▶ **TO BE DONE**
Would you copy only the lines below, from the one containing "Read all visible content and emit it as JSON." through the very last one, leaving the pictures out?

▶ **RECORDS FOR THIS EXERCISE**
■ ■ ■ ■ ■ ■ ■

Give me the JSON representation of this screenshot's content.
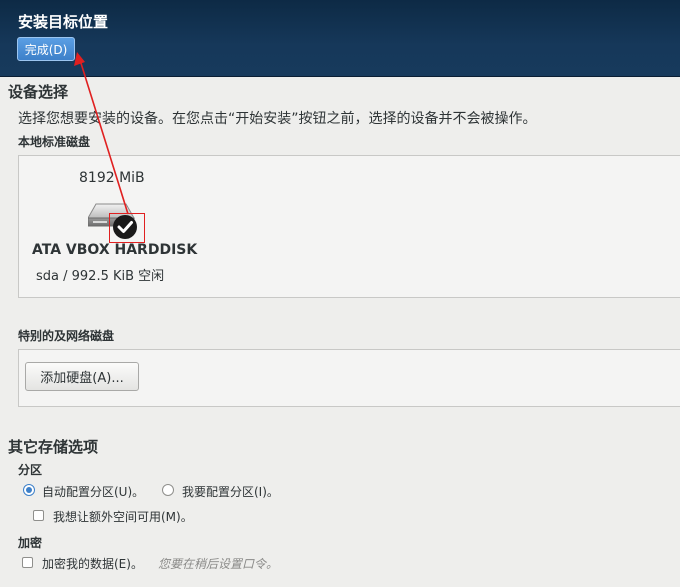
{
  "header": {
    "title": "安装目标位置",
    "done_button": "完成(D)"
  },
  "device_selection": {
    "title": "设备选择",
    "description": "选择您想要安装的设备。在您点击“开始安装”按钮之前，选择的设备并不会被操作。",
    "local_disks": {
      "title": "本地标准磁盘",
      "disks": [
        {
          "size": "8192 MiB",
          "name": "ATA VBOX HARDDISK",
          "info": "sda  /  992.5 KiB 空闲",
          "selected": true
        }
      ]
    },
    "network_disks": {
      "title": "特别的及网络磁盘",
      "add_button": "添加硬盘(A)..."
    }
  },
  "other_storage": {
    "title": "其它存储选项",
    "partition": {
      "title": "分区",
      "auto_option": "自动配置分区(U)。",
      "manual_option": "我要配置分区(I)。",
      "selected": "auto",
      "extra_space_option": "我想让额外空间可用(M)。"
    },
    "encryption": {
      "title": "加密",
      "encrypt_option": "加密我的数据(E)。",
      "hint": "您要在稍后设置口令。"
    }
  },
  "colors": {
    "header_bg": "#16385a",
    "accent": "#3d80c9",
    "annotation": "#e02020"
  },
  "icons": {
    "disk": "harddisk-icon",
    "selected": "checkmark-icon"
  }
}
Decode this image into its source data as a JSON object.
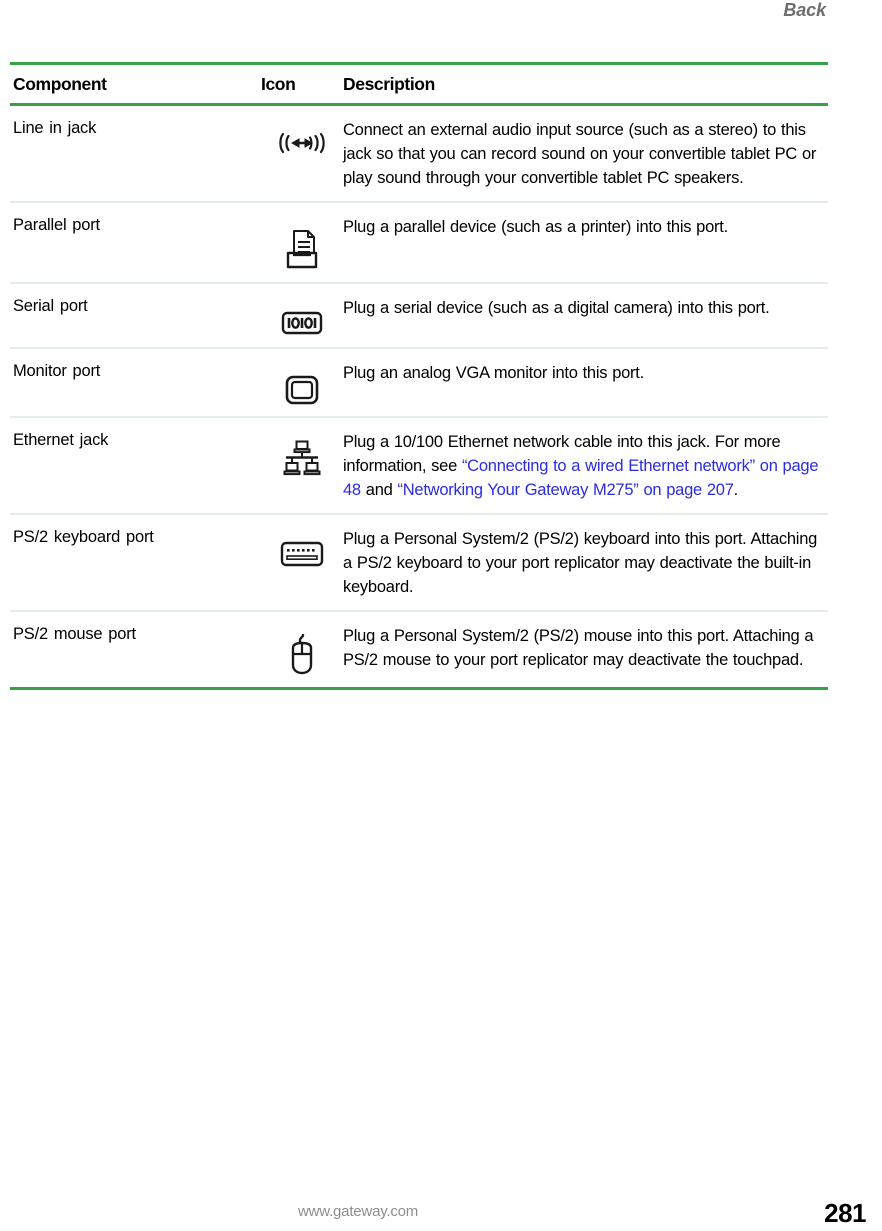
{
  "header": {
    "running_head": "Back"
  },
  "table": {
    "columns": [
      "Component",
      "Icon",
      "Description"
    ],
    "rows": [
      {
        "component": "Line in jack",
        "icon": "line-in-audio-icon",
        "description": "Connect an external audio input source (such as a stereo) to this jack so that you can record sound on your convertible tablet PC or play sound through your convertible tablet PC speakers."
      },
      {
        "component": "Parallel port",
        "icon": "printer-icon",
        "description": "Plug a parallel device (such as a printer) into this port."
      },
      {
        "component": "Serial port",
        "icon": "serial-port-icon",
        "description": "Plug a serial device (such as a digital camera) into this port."
      },
      {
        "component": "Monitor port",
        "icon": "monitor-icon",
        "description": "Plug an analog VGA monitor into this port."
      },
      {
        "component": "Ethernet jack",
        "icon": "network-icon",
        "description_parts": {
          "lead": "Plug a 10/100 Ethernet network cable into this jack. For more information, see ",
          "link1": "“Connecting to a wired Ethernet network” on page 48",
          "mid": " and ",
          "link2": "“Networking Your Gateway M275” on page 207",
          "tail": "."
        }
      },
      {
        "component": "PS/2 keyboard port",
        "icon": "keyboard-icon",
        "description": "Plug a Personal System/2 (PS/2) keyboard into this port. Attaching a PS/2 keyboard to your port replicator may deactivate the built-in keyboard."
      },
      {
        "component": "PS/2 mouse port",
        "icon": "mouse-icon",
        "description": "Plug a Personal System/2 (PS/2) mouse into this port. Attaching a PS/2 mouse to your port replicator may deactivate the touchpad."
      }
    ]
  },
  "footer": {
    "url": "www.gateway.com",
    "page_number": "281"
  },
  "colors": {
    "rule_green": "#37a144",
    "rule_light": "#e3efe3",
    "link_blue": "#2b2be0",
    "header_gray": "#6e6e6e",
    "footer_gray": "#8d8d8d"
  }
}
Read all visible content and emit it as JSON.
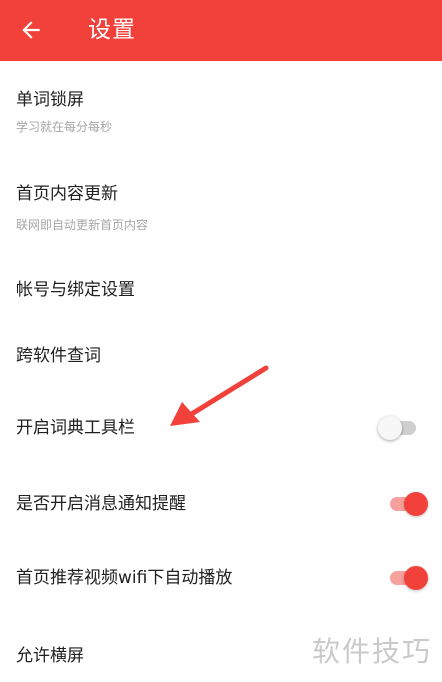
{
  "appbar": {
    "title": "设置",
    "back_icon": "arrow-left-icon",
    "color": "#f2403a"
  },
  "settings": [
    {
      "title": "单词锁屏",
      "subtitle": "学习就在每分每秒"
    },
    {
      "title": "首页内容更新",
      "subtitle": "联网即自动更新首页内容"
    },
    {
      "title": "帐号与绑定设置"
    },
    {
      "title": "跨软件查词"
    },
    {
      "title": "开启词典工具栏",
      "toggle": false
    },
    {
      "title": "是否开启消息通知提醒",
      "toggle": true
    },
    {
      "title": "首页推荐视频wifi下自动播放",
      "toggle": true
    },
    {
      "title": "允许横屏"
    }
  ],
  "annotation": {
    "icon": "red-arrow-icon",
    "color": "#f2403a"
  },
  "watermark": "软件技巧"
}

■ ■ ■ ■ ■ ■ ■

▶ **OUTPUT OF THE TASK**
Read all visible content and emit it as JSON.
{
  "appbar": {
    "title": "设置",
    "back_icon": "arrow-left-icon",
    "color": "#f2403a"
  },
  "settings": [
    {
      "title": "单词锁屏",
      "subtitle": "学习就在每分每秒"
    },
    {
      "title": "首页内容更新",
      "subtitle": "联网即自动更新首页内容"
    },
    {
      "title": "帐号与绑定设置"
    },
    {
      "title": "跨软件查词"
    },
    {
      "title": "开启词典工具栏",
      "toggle": false
    },
    {
      "title": "是否开启消息通知提醒",
      "toggle": true
    },
    {
      "title": "首页推荐视频wifi下自动播放",
      "toggle": true
    },
    {
      "title": "允许横屏"
    }
  ],
  "annotation": {
    "icon": "red-arrow-icon",
    "color": "#f2403a"
  },
  "watermark": "软件技巧"
}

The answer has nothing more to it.